Why the rent-or-buy dilemma is resurfacing across the eurozone
The rent-or-buy conundrum isn't unique to the eurozone, and by now we're aware that there isn't a one-size-fits-all solution for those trying to navigate today's housing market. For us, there are two key factors – country-specific regulations and the uncertainty surrounding affordability – once again prompting an age-old question: to buy or not to buy?
Eurozone house prices up to new highs
Falling mortgage interest rates, lower house prices at the start of the year and rising wages; last year really held a lot of potential for improving the affordability of purchasing a home in the eurozone. At around 4.3%, interest rates on new mortgage loans stood at a 14-year high at the end of 2023, but they had fallen by almost 70bp by the end of 2024. At the same time, eurozone house prices had reached their lowest level in two years by the end of 2023, and following an increase of 4.4% in 2023, nominal wages rose by a further 4.5% in 2024. Inflation came down in parallel, and real wages grew at their strongest pace in 15 years. As a result, new lending to households for house purchases was up by some 6% year-on-year in 2024.
Eurozone house prices had already surpassed their peak level by the end of the third quarter of 2024. And according to Eurostat’s just-released house price index, eurozone house prices hit a new all-time high at the end of 2024 on the back of a 0.6% quarter-on-quarter price increase in the fourth quarter. However, substantial differences across member states are lingering.
House price development in 2024
Total (existing and new buildings); annual average rate of change
In Germany, house prices dropped by 1.6% in 2024, marking the first consecutive two-year decline in house prices since 2006/2007. The overall decline in prices, however, masks the gradual recovery of the German housing market that had started at the beginning of last year.
The Spanish housing market represents the other end of the scale, where house price growth has continued at an almost unabated pace in recent years. After having risen by 4% in 2023, house prices were up by 8.5% in 2024.
At 3.2%, from 2.3% in 2023, house price growth accelerated in Belgium last year too. House prices were also up sharply in the Netherlands; following a drop of 1.9% in 2023, they rose by 8.2% last year.
Uncertainty over affordability intensifies debate on “to rent or to buy”
After the purchasing affordability of residential real estate improved last year, signs of a deterioration over the medium term are mounting again. House prices have reached new record-highs, and wage growth is likely to slow. In addition, given the sell-off in eurozone government bond markets at the beginning of March and the prospect of sustainably higher government debt to increase defence spending, nothing points to an increase in borrowing costs over the medium term. However, in the near term, escalating trade tensions and increasing growth fears look set to trigger a flight to safe-haven assets. The related decline in government bond yields is not yet impacting our longer-term outlook.
The prospect of higher lending rates accompanied by higher house prices is reviving a question that many consumers are likely to have asked themselves more frequently in recent years: to rent or to buy?
For the majority of eurozone households, the answer to this question seems to be a definite “to buy”. Nearly two-thirds of all eurozone households were living in their own home in 2023. However, looking beneath the surface reveals substantial regional differences.
Distribution of population by tenure status
(%)
In Slovakia, for example, more than 90% of all households live in their own homes. Germany, on the other end of the scale, lives up to its reputation as the “land of tenants” with an ownership rate of less than 50%. At roughly 70%, the ownership ratio in the Netherlands is considerably higher than in Germany, while Belgium and Spain – at 72% and 75% respectively – are even further ahead in the eurozone comparison.

####################

→ EXERCISE REQUIREMENTS
From the piece on renting versus buying in the eurozone, extract the passage from "House price development" up to and including "8.2% last year.". The lines that follow are separate from this exercise and need no attention.

####################

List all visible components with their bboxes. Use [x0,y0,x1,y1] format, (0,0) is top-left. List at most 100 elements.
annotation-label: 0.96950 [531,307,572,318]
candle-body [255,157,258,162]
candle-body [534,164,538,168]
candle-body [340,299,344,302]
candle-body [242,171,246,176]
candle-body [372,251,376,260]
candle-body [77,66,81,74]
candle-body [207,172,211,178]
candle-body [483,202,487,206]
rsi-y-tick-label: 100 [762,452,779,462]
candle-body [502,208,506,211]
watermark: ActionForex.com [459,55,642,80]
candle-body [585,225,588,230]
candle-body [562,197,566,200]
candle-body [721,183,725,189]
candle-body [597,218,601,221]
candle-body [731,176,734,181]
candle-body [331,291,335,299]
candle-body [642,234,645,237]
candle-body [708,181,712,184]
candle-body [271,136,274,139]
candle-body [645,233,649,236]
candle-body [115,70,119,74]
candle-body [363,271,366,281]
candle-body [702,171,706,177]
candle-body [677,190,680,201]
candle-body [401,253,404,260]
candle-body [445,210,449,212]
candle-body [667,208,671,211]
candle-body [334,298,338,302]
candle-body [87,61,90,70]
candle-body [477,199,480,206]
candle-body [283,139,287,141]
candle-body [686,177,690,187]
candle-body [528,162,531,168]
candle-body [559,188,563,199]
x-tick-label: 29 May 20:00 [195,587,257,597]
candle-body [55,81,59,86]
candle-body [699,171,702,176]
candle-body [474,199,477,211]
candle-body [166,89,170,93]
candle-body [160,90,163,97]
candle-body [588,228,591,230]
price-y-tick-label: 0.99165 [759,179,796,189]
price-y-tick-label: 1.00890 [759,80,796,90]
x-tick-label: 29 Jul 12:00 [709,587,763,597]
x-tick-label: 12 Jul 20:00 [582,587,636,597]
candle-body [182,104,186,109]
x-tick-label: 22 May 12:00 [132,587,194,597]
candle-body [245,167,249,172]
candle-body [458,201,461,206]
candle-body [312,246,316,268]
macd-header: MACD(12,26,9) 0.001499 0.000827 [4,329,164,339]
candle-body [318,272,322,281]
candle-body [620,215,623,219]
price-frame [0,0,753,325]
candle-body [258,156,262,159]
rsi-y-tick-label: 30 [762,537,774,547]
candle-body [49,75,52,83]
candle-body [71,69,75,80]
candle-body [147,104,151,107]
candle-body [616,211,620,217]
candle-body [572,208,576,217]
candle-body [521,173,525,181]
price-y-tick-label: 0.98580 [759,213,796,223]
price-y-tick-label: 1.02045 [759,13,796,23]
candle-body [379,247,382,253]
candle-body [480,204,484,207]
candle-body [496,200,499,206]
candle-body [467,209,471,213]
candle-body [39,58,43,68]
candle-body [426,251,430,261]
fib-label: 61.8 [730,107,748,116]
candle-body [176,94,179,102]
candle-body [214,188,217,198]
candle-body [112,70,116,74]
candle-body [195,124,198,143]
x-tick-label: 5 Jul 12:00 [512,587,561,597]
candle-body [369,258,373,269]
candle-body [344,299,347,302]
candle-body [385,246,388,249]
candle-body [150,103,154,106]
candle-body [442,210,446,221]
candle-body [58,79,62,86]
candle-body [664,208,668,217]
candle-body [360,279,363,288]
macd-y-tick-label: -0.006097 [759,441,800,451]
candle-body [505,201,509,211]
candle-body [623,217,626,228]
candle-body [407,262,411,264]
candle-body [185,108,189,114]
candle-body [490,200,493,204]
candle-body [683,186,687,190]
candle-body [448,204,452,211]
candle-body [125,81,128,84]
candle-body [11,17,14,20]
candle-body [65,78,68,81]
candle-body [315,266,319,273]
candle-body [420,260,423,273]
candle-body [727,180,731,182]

####################

→ EXERCISE RESPONSE
House price development in 2024
Total (existing and new buildings); annual average rate of change
In Germany, house prices dropped by 1.6% in 2024, marking the first consecutive two-year decline in house prices since 2006/2007. The overall decline in prices, however, masks the gradual recovery of the German housing market that had started at the beginning of last year.
The Spanish housing market represents the other end of the scale, where house price growth has continued at an almost unabated pace in recent years. After having risen by 4% in 2023, house prices were up by 8.5% in 2024.
At 3.2%, from 2.3% in 2023, house price growth accelerated in Belgium last year too. House prices were also up sharply in the Netherlands; following a drop of 1.9% in 2023, they rose by 8.2% last year.